Set problem: Write out the whole listing again, exactly as given.

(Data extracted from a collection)
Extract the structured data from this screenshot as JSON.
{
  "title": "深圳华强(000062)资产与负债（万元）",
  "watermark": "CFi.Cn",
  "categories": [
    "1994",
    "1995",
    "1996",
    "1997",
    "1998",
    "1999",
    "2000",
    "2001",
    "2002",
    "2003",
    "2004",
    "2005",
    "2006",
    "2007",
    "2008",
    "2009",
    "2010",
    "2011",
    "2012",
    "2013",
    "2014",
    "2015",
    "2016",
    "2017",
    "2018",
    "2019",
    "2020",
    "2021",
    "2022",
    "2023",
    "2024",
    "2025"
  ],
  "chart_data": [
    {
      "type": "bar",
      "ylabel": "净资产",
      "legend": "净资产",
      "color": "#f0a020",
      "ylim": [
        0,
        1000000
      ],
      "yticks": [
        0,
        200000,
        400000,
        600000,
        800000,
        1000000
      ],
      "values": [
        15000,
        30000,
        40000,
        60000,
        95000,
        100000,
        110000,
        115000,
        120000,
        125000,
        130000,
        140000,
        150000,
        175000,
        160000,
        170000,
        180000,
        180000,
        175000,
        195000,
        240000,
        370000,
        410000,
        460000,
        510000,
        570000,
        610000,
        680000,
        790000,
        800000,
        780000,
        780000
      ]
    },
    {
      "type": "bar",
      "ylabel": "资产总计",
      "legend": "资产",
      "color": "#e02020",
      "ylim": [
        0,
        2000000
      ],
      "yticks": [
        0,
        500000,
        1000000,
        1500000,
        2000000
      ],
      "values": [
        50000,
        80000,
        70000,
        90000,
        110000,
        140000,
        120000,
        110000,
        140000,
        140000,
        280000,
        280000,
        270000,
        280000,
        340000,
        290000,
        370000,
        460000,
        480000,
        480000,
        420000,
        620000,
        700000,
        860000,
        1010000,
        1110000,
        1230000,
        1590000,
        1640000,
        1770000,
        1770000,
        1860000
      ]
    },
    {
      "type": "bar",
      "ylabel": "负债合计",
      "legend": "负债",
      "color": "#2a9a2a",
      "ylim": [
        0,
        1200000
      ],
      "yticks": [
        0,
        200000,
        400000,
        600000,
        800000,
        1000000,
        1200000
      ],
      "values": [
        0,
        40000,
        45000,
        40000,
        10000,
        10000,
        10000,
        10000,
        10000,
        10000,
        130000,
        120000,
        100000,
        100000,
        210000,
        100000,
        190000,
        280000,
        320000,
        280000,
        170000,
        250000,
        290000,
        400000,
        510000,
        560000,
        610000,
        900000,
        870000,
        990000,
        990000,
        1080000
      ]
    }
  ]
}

Reply:
Extract the structured data from this screenshot as JSON.
{
  "title": "深圳华强(000062)资产与负债（万元）",
  "watermark": "CFi.Cn",
  "categories": [
    "1994",
    "1995",
    "1996",
    "1997",
    "1998",
    "1999",
    "2000",
    "2001",
    "2002",
    "2003",
    "2004",
    "2005",
    "2006",
    "2007",
    "2008",
    "2009",
    "2010",
    "2011",
    "2012",
    "2013",
    "2014",
    "2015",
    "2016",
    "2017",
    "2018",
    "2019",
    "2020",
    "2021",
    "2022",
    "2023",
    "2024",
    "2025"
  ],
  "chart_data": [
    {
      "type": "bar",
      "ylabel": "净资产",
      "legend": "净资产",
      "color": "#f0a020",
      "ylim": [
        0,
        1000000
      ],
      "yticks": [
        0,
        200000,
        400000,
        600000,
        800000,
        1000000
      ],
      "values": [
        15000,
        30000,
        40000,
        60000,
        95000,
        100000,
        110000,
        115000,
        120000,
        125000,
        130000,
        140000,
        150000,
        175000,
        160000,
        170000,
        180000,
        180000,
        175000,
        195000,
        240000,
        370000,
        410000,
        460000,
        510000,
        570000,
        610000,
        680000,
        790000,
        800000,
        780000,
        780000
      ]
    },
    {
      "type": "bar",
      "ylabel": "资产总计",
      "legend": "资产",
      "color": "#e02020",
      "ylim": [
        0,
        2000000
      ],
      "yticks": [
        0,
        500000,
        1000000,
        1500000,
        2000000
      ],
      "values": [
        50000,
        80000,
        70000,
        90000,
        110000,
        140000,
        120000,
        110000,
        140000,
        140000,
        280000,
        280000,
        270000,
        280000,
        340000,
        290000,
        370000,
        460000,
        480000,
        480000,
        420000,
        620000,
        700000,
        860000,
        1010000,
        1110000,
        1230000,
        1590000,
        1640000,
        1770000,
        1770000,
        1860000
      ]
    },
    {
      "type": "bar",
      "ylabel": "负债合计",
      "legend": "负债",
      "color": "#2a9a2a",
      "ylim": [
        0,
        1200000
      ],
      "yticks": [
        0,
        200000,
        400000,
        600000,
        800000,
        1000000,
        1200000
      ],
      "values": [
        0,
        40000,
        45000,
        40000,
        10000,
        10000,
        10000,
        10000,
        10000,
        10000,
        130000,
        120000,
        100000,
        100000,
        210000,
        100000,
        190000,
        280000,
        320000,
        280000,
        170000,
        250000,
        290000,
        400000,
        510000,
        560000,
        610000,
        900000,
        870000,
        990000,
        990000,
        1080000
      ]
    }
  ]
}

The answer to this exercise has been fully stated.